■ Document section:
+ + + + + + +
While it is legal to nest inherited elements, it is pointless, since if one inherited element used its fallback content, any subsequent such elements will too.

2.7. The xbl:inherits Attribute

Expected element:: Any, but there must be a correct template element somewhere in the ancestor chain.

The xbl:inherits attribute is a global attribute in the XBL namespace that specifies which attributes on the bound element should be forwarded to the element on which the attribute is found when the shadow content template is cloned. It is a space-separated list of QNames or QName pairs separated by equal signs, each possibly suffixed by a hash character ("#") and a type designation. (See: attribute forwarding.)

2.8. The xbl:pseudo Attribute

Expected element:: Any, but there must be a correct template element somewhere in the ancestor chain.

The xbl:pseudo attribute is a global attribute in the XBL namespace that specifies the pseudo-element that, when used on the bound element, must be mapped to the element on which the attribute is found. (See: matching pseudo-elements.)

2.9. The handlers Element

Expected context:: binding
Expected children:: handler: zero or more.

The handlers element's event handlers can be called for events that flow through the bound element. During capture, target, bubbling, and default phases, when a given event is received by a bound element, if a corresponding event listener has been attached to the handlers element, then the event will be forwarded to that event listener. (See: event forwarding, binding attachment and detachment.)

Typically, event handlers are defined using handler elements.

Attributes

id: The id attribute.

2.10. The handler Element

Expected context:: handlers
Expected children:: Depends on the scripting language.

The handler element describes a single event handler. This handler is attached to its parent handlers element, which is used as an event forwarding target when handling events on the bound element. (See: event handlers.) It wraps a script that is executed when the event handler is matched.

Attributes

id: The id attribute.
event: The event attribute describes the specific event that this handler is listening for. (See: registering event handlers with the handler element.)
+ + + + + + +
■ Directions:
1/ Why does the XBL section call nesting inherited elements pointless even though it is legal?
2/ Decide whether each statement agrees with the XBL section. Answer yes or no, and quote the words that settle it.
(a) A handlers element may contain any number of handler elements, including none.
(b) The value of xbl:inherits is a comma-separated list.
(c) The expected children of a handler element depend on the scripting language.
3/ List every topic that the XBL section points to in a "(See: ...)" cross-reference.

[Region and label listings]
+ + + + + + +
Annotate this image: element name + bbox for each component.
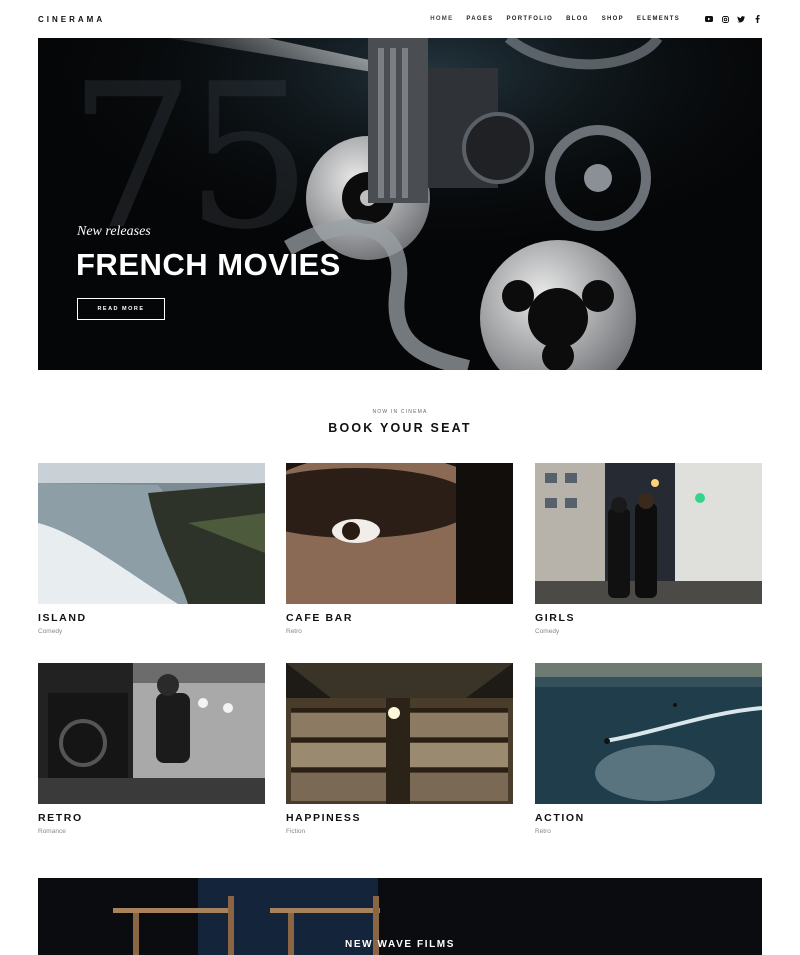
movie-card[interactable]: ISLAND Comedy [38,463,265,635]
movie-thumbnail-action[interactable] [535,663,762,804]
movie-genre[interactable]: Comedy [38,628,265,635]
movie-thumbnail-girls[interactable] [535,463,762,604]
movie-card[interactable]: GIRLS Comedy [535,463,762,635]
main-nav: HOME PAGES PORTFOLIO BLOG SHOP ELEMENTS [417,14,762,24]
social-links [698,14,762,24]
promo-banner: NEW WAVE FILMS [38,878,762,955]
movie-title[interactable]: CAFE BAR [286,612,513,624]
facebook-icon[interactable] [752,14,762,24]
movie-title[interactable]: ACTION [535,812,762,824]
hero-slider: 75 [38,38,762,370]
nav-item-portfolio[interactable]: PORTFOLIO [506,16,553,22]
movie-title[interactable]: ISLAND [38,612,265,624]
nav-item-shop[interactable]: SHOP [602,16,624,22]
section-eyebrow: NOW IN CINEMA [372,409,428,415]
movie-genre[interactable]: Fiction [286,828,513,835]
instagram-icon[interactable] [720,14,730,24]
movie-card[interactable]: ACTION Retro [535,663,762,835]
movie-genre[interactable]: Romance [38,828,265,835]
movie-genre[interactable]: Comedy [535,628,762,635]
movie-card[interactable]: RETRO Romance [38,663,265,835]
hero-subtitle: New releases [77,224,151,239]
movie-genre[interactable]: Retro [535,828,762,835]
movie-title[interactable]: GIRLS [535,612,762,624]
site-logo[interactable]: CINERAMA [38,15,105,24]
section-title: BOOK YOUR SEAT [328,421,472,435]
read-more-button[interactable]: READ MORE [77,298,165,320]
nav-item-pages[interactable]: PAGES [466,16,493,22]
nav-item-elements[interactable]: ELEMENTS [637,16,680,22]
movie-genre[interactable]: Retro [286,628,513,635]
nav-item-blog[interactable]: BLOG [566,16,589,22]
movie-thumbnail-retro[interactable] [38,663,265,804]
movie-card[interactable]: HAPPINESS Fiction [286,663,513,835]
movie-title[interactable]: HAPPINESS [286,812,513,824]
hero-title: FRENCH MOVIES [76,247,341,282]
movie-thumbnail-happiness[interactable] [286,663,513,804]
projector-image [38,38,762,370]
movie-title[interactable]: RETRO [38,812,265,824]
banner-title: NEW WAVE FILMS [345,939,455,950]
movie-thumbnail-cafe-bar[interactable] [286,463,513,604]
youtube-icon[interactable] [704,14,714,24]
twitter-icon[interactable] [736,14,746,24]
nav-item-home[interactable]: HOME [430,16,453,22]
site-header: CINERAMA HOME PAGES PORTFOLIO BLOG SHOP … [38,0,762,38]
movie-thumbnail-island[interactable] [38,463,265,604]
movie-card[interactable]: CAFE BAR Retro [286,463,513,635]
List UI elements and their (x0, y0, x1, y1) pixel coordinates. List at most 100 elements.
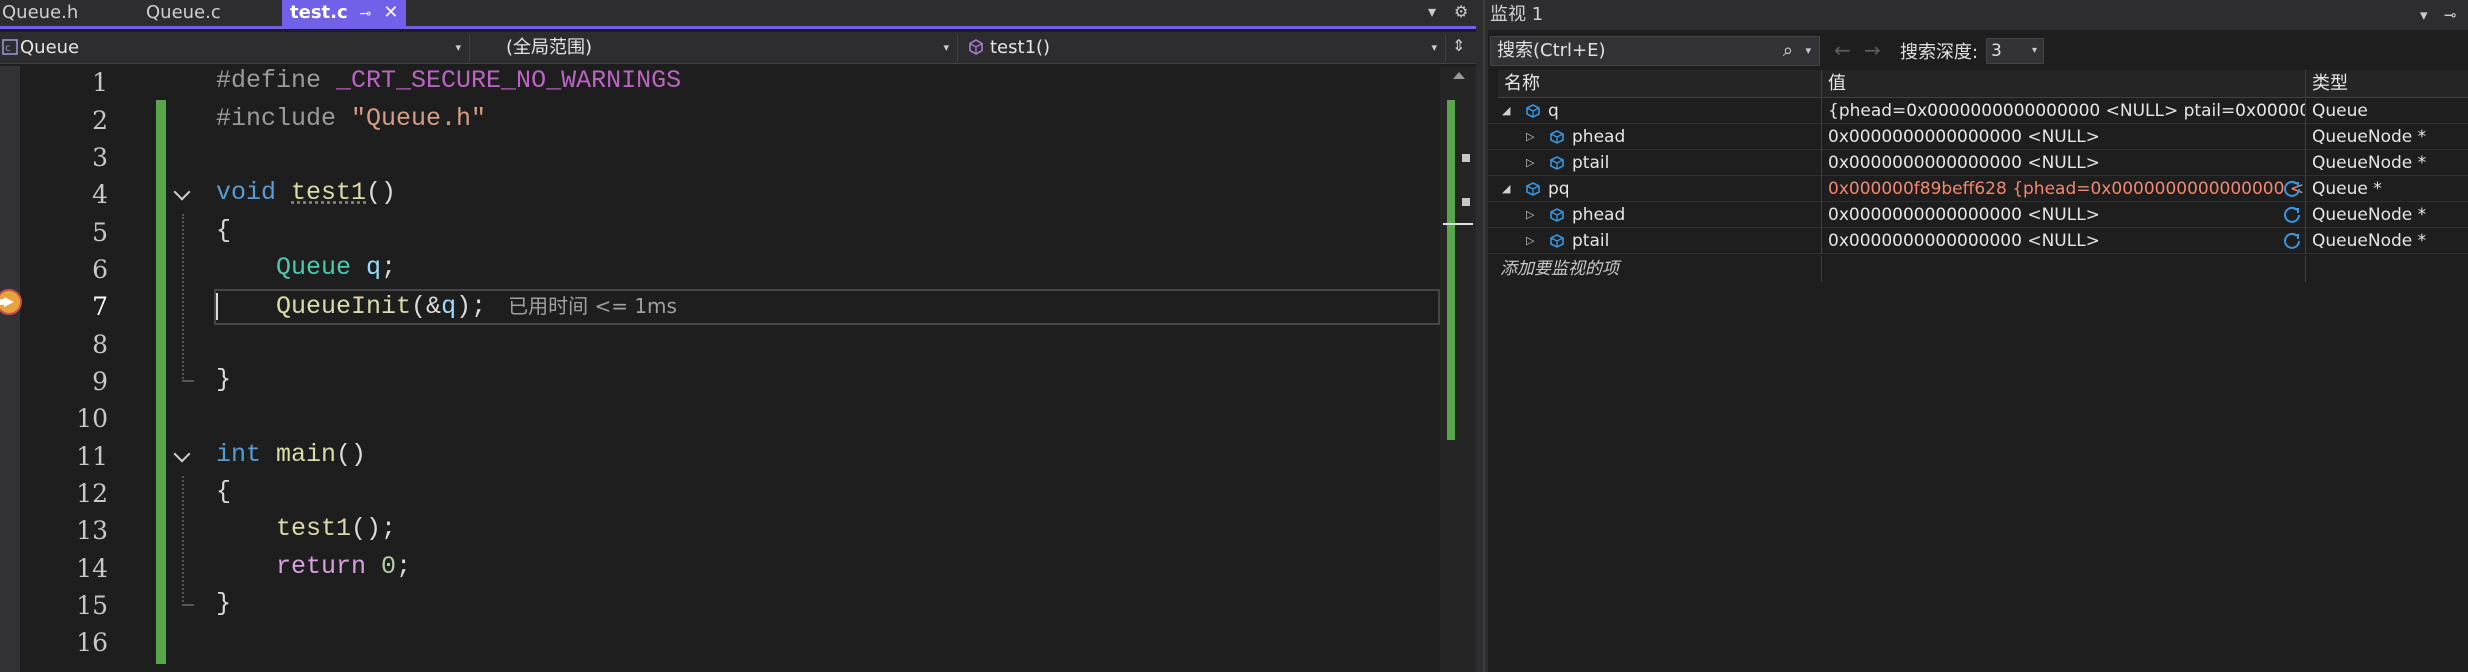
back-arrow-icon[interactable]: ← (1834, 38, 1851, 62)
scope-dropdown[interactable]: (全局范围) ▾ (476, 34, 958, 62)
object-icon (1526, 182, 1540, 196)
keyword: return (276, 552, 367, 581)
chevron-down-icon[interactable]: ▾ (1805, 37, 1811, 65)
watch-type-cell: QueueNode * (2312, 205, 2427, 225)
watch-title: 监视 1 (1490, 4, 1544, 25)
object-icon (1550, 234, 1564, 248)
line-number: 8 (92, 330, 108, 359)
watch-value-cell[interactable]: 0x0000000000000000 <NULL> (1822, 202, 2306, 228)
vertical-scrollbar[interactable] (1440, 66, 1476, 672)
watch-name-cell[interactable]: pq (1548, 176, 1822, 202)
add-watch-item[interactable]: 添加要监视的项 (1500, 256, 1822, 282)
search-depth-dropdown[interactable]: 3 ▾ (1986, 38, 2044, 64)
search-input[interactable]: 搜索(Ctrl+E) ⌕ ▾ (1490, 36, 1820, 66)
tab-test-c[interactable]: test.c ⊸ ✕ (282, 0, 406, 26)
close-icon[interactable]: ✕ (383, 2, 398, 23)
expand-arrow-icon[interactable]: ▷ (1526, 228, 1534, 254)
gear-icon[interactable]: ⚙ (1454, 2, 1468, 21)
expand-arrow-icon[interactable]: ▷ (1526, 124, 1534, 150)
number-literal: 0 (381, 552, 397, 581)
code-line[interactable]: { (216, 477, 231, 506)
preprocessor-directive: #include (216, 104, 352, 133)
code-line[interactable]: Queue q; (216, 253, 396, 282)
panel-splitter[interactable] (1476, 0, 1488, 672)
tab-queue-c[interactable]: Queue.c (138, 0, 229, 26)
watch-row[interactable]: ▷ phead 0x0000000000000000 <NULL> QueueNode… (1488, 202, 2468, 228)
watch-value-cell[interactable]: {phead=0x0000000000000000 <NULL> ptail=0… (1822, 98, 2306, 124)
watch-name-cell[interactable]: q (1548, 98, 1822, 124)
column-header-name[interactable]: 名称 (1498, 70, 1822, 98)
line-number: 13 (76, 516, 108, 545)
breakpoint-margin[interactable] (0, 66, 20, 672)
watch-value-cell[interactable]: 0x0000000000000000 <NULL> (1822, 124, 2306, 150)
split-editor-icon[interactable]: ⇕ (1452, 36, 1465, 55)
watch-value-cell[interactable]: 0x0000000000000000 <NULL> (1822, 150, 2306, 176)
project-dropdown[interactable]: c Queue ▾ (0, 34, 470, 62)
watch-name-cell[interactable]: ptail (1572, 150, 1822, 176)
refresh-icon[interactable] (2282, 205, 2302, 225)
pin-icon[interactable]: ⊸ (360, 6, 372, 22)
search-placeholder: 搜索(Ctrl+E) (1497, 40, 1606, 61)
brace: } (216, 589, 232, 618)
variable-name: q (441, 292, 457, 321)
block-end-guide (182, 380, 194, 382)
macro-name: _CRT_SECURE_NO_WARNINGS (336, 66, 682, 95)
watch-row[interactable]: ▷ phead 0x0000000000000000 <NULL> QueueNode… (1488, 124, 2468, 150)
watch-name-cell[interactable]: phead (1572, 124, 1822, 150)
column-header-value[interactable]: 值 (1822, 70, 2306, 98)
svg-text:c: c (5, 43, 11, 54)
punctuation: (); (351, 514, 397, 543)
code-line[interactable]: } (216, 365, 231, 394)
code-line[interactable]: test1(); (216, 514, 396, 543)
fold-toggle-icon[interactable] (172, 446, 194, 468)
member-dropdown[interactable]: test1() ▾ (964, 34, 1446, 62)
brace: } (216, 365, 232, 394)
fold-toggle-icon[interactable] (172, 184, 194, 206)
collapse-arrow-icon[interactable]: ◢ (1502, 176, 1510, 202)
tab-queue-h[interactable]: Queue.h (0, 0, 86, 26)
object-icon (1526, 104, 1540, 118)
watch-row[interactable]: ▷ ptail 0x0000000000000000 <NULL> QueueNode… (1488, 228, 2468, 254)
expand-arrow-icon[interactable]: ▷ (1526, 202, 1534, 228)
code-line[interactable]: int main() (216, 440, 366, 469)
tab-overflow-icon[interactable]: ▾ (1428, 2, 1436, 21)
refresh-icon[interactable] (2282, 231, 2302, 251)
collapse-arrow-icon[interactable]: ◢ (1502, 98, 1510, 124)
watch-row[interactable]: ◢ q {phead=0x0000000000000000 <NULL> ptail… (1488, 98, 2468, 124)
indent-guide (182, 214, 184, 382)
scroll-up-arrow-icon[interactable] (1453, 72, 1465, 79)
search-icon[interactable]: ⌕ (1783, 37, 1793, 65)
panel-menu-icon[interactable]: ▾ (2420, 0, 2428, 30)
object-icon (1550, 156, 1564, 170)
empty-value-cell (1822, 256, 2306, 282)
code-line[interactable]: #define _CRT_SECURE_NO_WARNINGS (216, 66, 681, 95)
watch-name-cell[interactable]: phead (1572, 202, 1822, 228)
add-watch-row[interactable]: 添加要监视的项 (1488, 256, 2468, 282)
c-file-icon: c (2, 39, 18, 55)
scrollbar-marker (1462, 198, 1470, 206)
expand-arrow-icon[interactable]: ▷ (1526, 150, 1534, 176)
column-header-type[interactable]: 类型 (2306, 70, 2468, 98)
code-line[interactable]: { (216, 216, 231, 245)
watch-row[interactable]: ◢ pq 0x000000f89beff628 {phead=0x000000000… (1488, 176, 2468, 202)
watch-value-cell[interactable]: 0x000000f89beff628 {phead=0x000000000000… (1822, 176, 2306, 202)
punctuation: ; (396, 552, 412, 581)
watch-value-cell[interactable]: 0x0000000000000000 <NULL> (1822, 228, 2306, 254)
scrollbar-change-marker (1447, 100, 1455, 440)
watch-row[interactable]: ▷ ptail 0x0000000000000000 <NULL> QueueNode… (1488, 150, 2468, 176)
code-line[interactable]: #include "Queue.h" (216, 104, 486, 133)
code-line[interactable]: void test1() (216, 178, 396, 207)
watch-name-cell[interactable]: ptail (1572, 228, 1822, 254)
code-line[interactable]: } (216, 589, 231, 618)
object-icon (1550, 130, 1564, 144)
search-depth-value: 3 (1991, 41, 2002, 61)
forward-arrow-icon[interactable]: → (1864, 38, 1881, 62)
line-number: 9 (92, 367, 108, 396)
line-number: 16 (76, 628, 108, 657)
code-line-current[interactable]: QueueInit(&q); 已用时间 <= 1ms (216, 290, 677, 321)
tab-label: Queue.c (146, 2, 221, 23)
pin-icon[interactable]: ⊸ (2444, 0, 2457, 30)
chevron-down-icon: ▾ (943, 41, 949, 54)
refresh-icon[interactable] (2282, 179, 2302, 199)
code-line[interactable]: return 0; (216, 552, 411, 581)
+ + + + + + +
■ The solutions:
1/ If one inherited element uses its fallback content, any later inherited elements will too, so nesting them gains nothing.

2/
(a) Yes: "handler: zero or more."
(b) No: "It is a space-separated list of QNames or QName pairs separated by equal signs"
(c) Yes: "Expected children:: Depends on the scripting language."

3/
- attribute forwarding
- matching pseudo-elements
- event forwarding
- binding attachment and detachment
- event handlers
- registering event handlers with the handler element